[Recorded data]
■ ■ ■ ■ ■ ■ ■

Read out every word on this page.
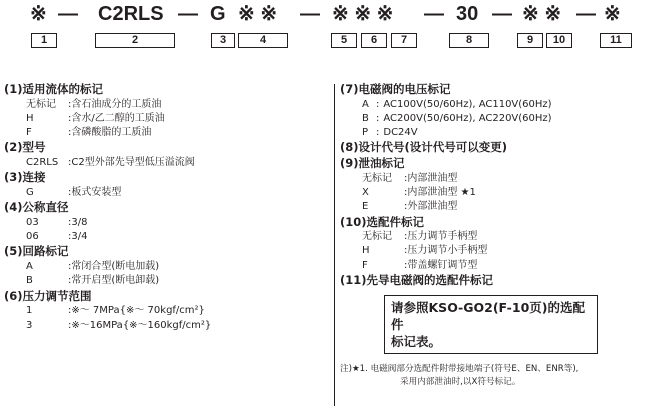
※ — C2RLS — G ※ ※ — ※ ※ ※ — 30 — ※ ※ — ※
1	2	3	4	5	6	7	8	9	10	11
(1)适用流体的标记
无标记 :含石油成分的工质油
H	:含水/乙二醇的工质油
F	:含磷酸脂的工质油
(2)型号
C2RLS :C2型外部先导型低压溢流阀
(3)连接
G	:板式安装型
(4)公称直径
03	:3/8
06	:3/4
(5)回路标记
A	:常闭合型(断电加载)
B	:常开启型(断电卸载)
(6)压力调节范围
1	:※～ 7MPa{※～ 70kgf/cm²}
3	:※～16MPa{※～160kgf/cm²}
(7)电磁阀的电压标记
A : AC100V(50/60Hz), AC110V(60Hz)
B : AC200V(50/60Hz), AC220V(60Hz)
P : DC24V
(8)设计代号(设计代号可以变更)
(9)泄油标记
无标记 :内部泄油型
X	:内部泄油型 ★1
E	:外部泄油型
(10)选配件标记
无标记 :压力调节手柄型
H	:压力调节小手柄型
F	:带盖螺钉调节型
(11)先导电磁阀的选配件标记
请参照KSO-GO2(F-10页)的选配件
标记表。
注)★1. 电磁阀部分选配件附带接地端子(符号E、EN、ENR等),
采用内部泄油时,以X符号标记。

■ ■ ■ ■ ■ ■ ■

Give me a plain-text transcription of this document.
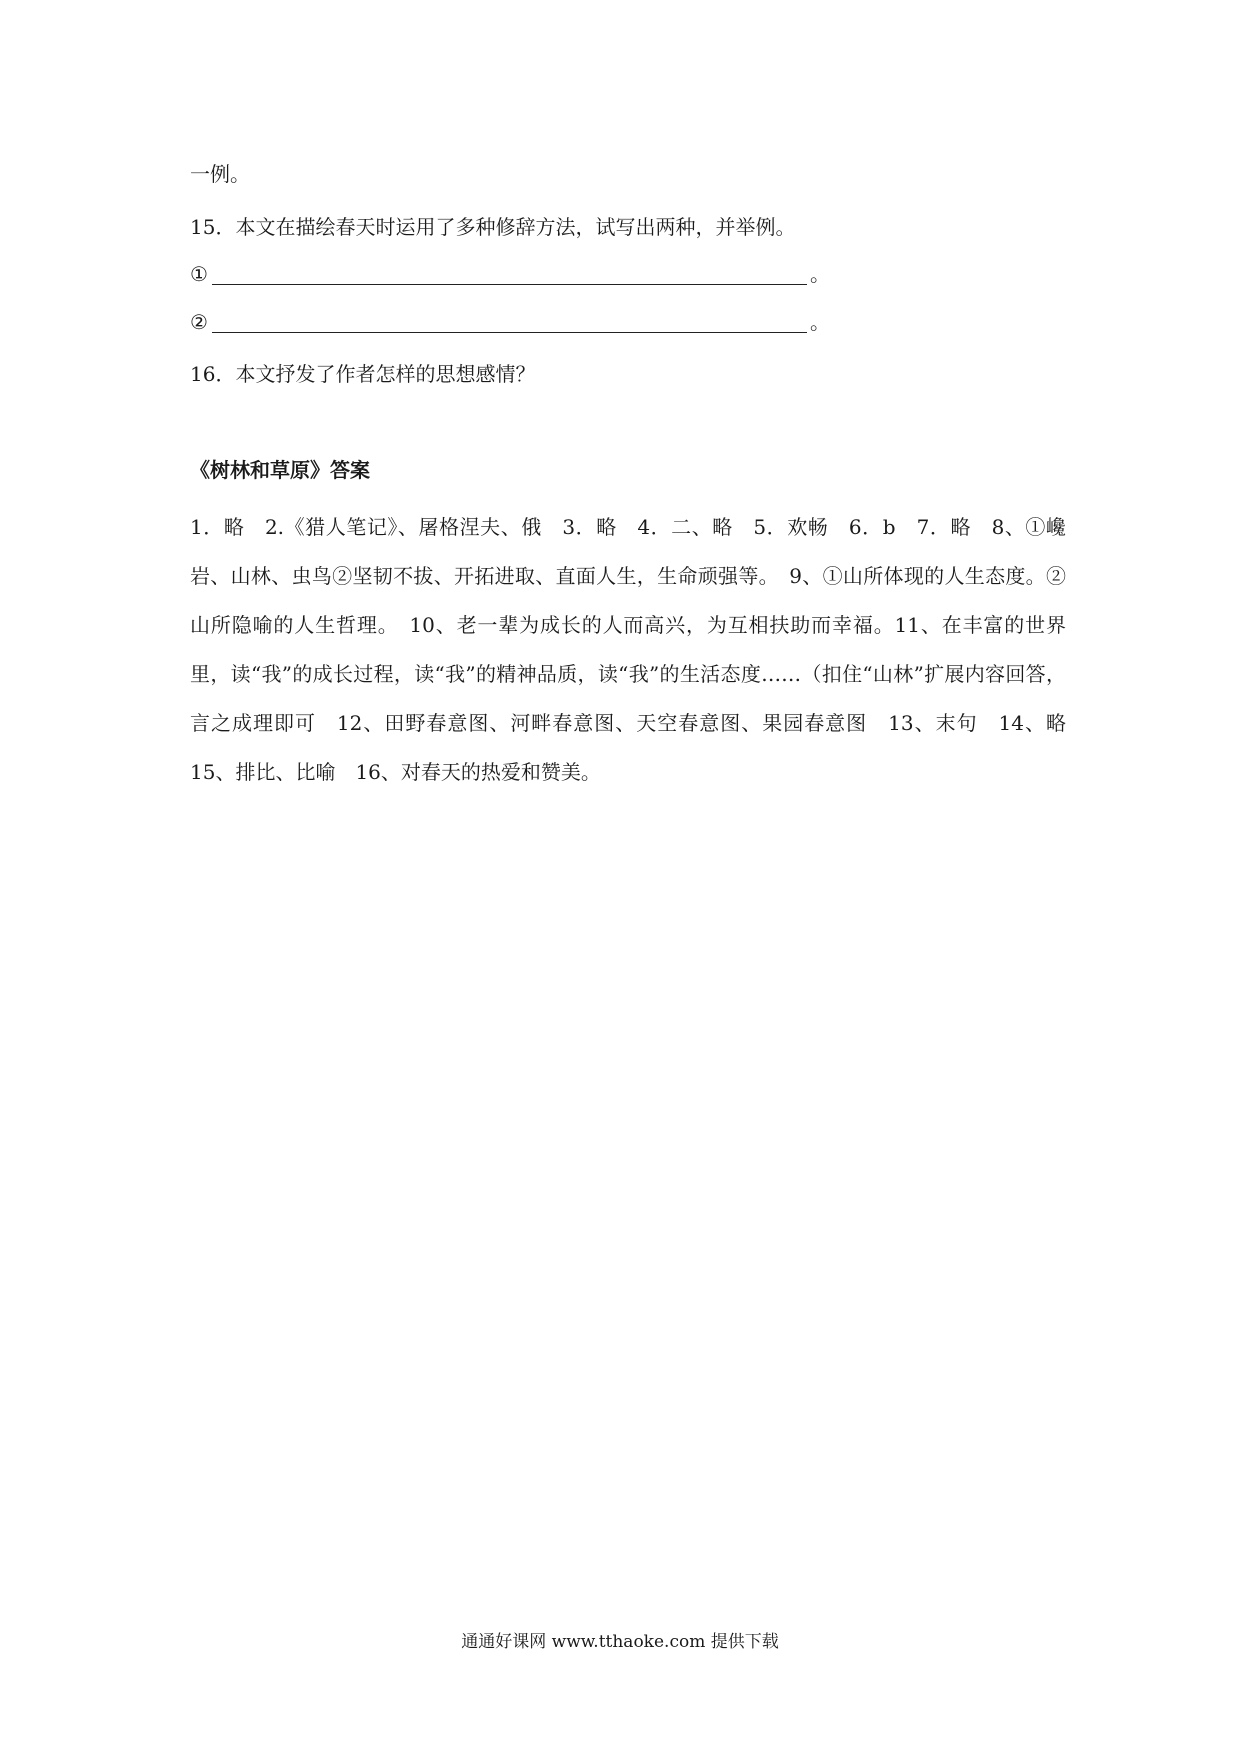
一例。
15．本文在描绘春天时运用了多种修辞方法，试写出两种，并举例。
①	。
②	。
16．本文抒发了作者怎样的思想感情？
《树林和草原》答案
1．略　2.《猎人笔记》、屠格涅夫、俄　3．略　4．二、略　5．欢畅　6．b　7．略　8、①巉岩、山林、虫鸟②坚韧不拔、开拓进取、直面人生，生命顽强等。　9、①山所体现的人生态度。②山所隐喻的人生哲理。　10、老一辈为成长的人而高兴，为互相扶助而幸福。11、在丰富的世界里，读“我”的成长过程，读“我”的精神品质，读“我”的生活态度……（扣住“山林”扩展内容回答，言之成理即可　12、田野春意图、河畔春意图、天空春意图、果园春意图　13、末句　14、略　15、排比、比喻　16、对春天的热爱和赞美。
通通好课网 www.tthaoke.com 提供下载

■ ■ ■ ■ ■ ■ ■

TASK:
Count how many lines hold the string "this" and give that number alone.

RESPONSE:
2